Dataset records
◇ ◇ ◇ ◇
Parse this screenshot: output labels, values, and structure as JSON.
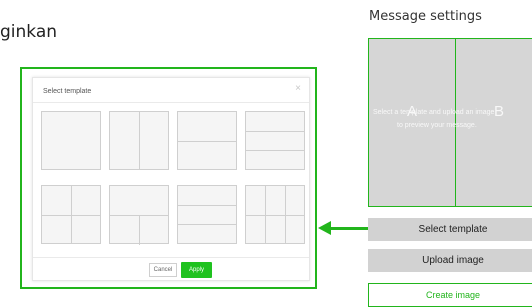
{
  "background_text": {
    "partial_word": "ginkan"
  },
  "modal": {
    "title": "Select template",
    "close_glyph": "×",
    "template_count": 8,
    "cancel_label": "Cancel",
    "apply_label": "Apply"
  },
  "settings": {
    "title": "Message settings",
    "preview": {
      "line1": "Select a template and upload an image",
      "line2": "to preview your message.",
      "area_a": "A",
      "area_b": "B"
    },
    "select_template_label": "Select template",
    "upload_image_label": "Upload image",
    "create_image_label": "Create image"
  },
  "colors": {
    "accent_green": "#22b51c",
    "apply_green": "#1fc21f",
    "button_gray": "#d2d2d2",
    "preview_gray": "#d6d6d6"
  },
  "icons": {
    "close": "close-icon",
    "arrow": "arrow-left-icon",
    "dot": "pointer-dot"
  }
}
◇ ◇ ◇ ◇
## Exercise goal
The entries above should be reproduced exactly, without their pictures.

## Finished exercise
Parse this screenshot: output labels, values, and structure as JSON.
{
  "background_text": {
    "partial_word": "ginkan"
  },
  "modal": {
    "title": "Select template",
    "close_glyph": "×",
    "template_count": 8,
    "cancel_label": "Cancel",
    "apply_label": "Apply"
  },
  "settings": {
    "title": "Message settings",
    "preview": {
      "line1": "Select a template and upload an image",
      "line2": "to preview your message.",
      "area_a": "A",
      "area_b": "B"
    },
    "select_template_label": "Select template",
    "upload_image_label": "Upload image",
    "create_image_label": "Create image"
  },
  "colors": {
    "accent_green": "#22b51c",
    "apply_green": "#1fc21f",
    "button_gray": "#d2d2d2",
    "preview_gray": "#d6d6d6"
  },
  "icons": {
    "close": "close-icon",
    "arrow": "arrow-left-icon",
    "dot": "pointer-dot"
  }
}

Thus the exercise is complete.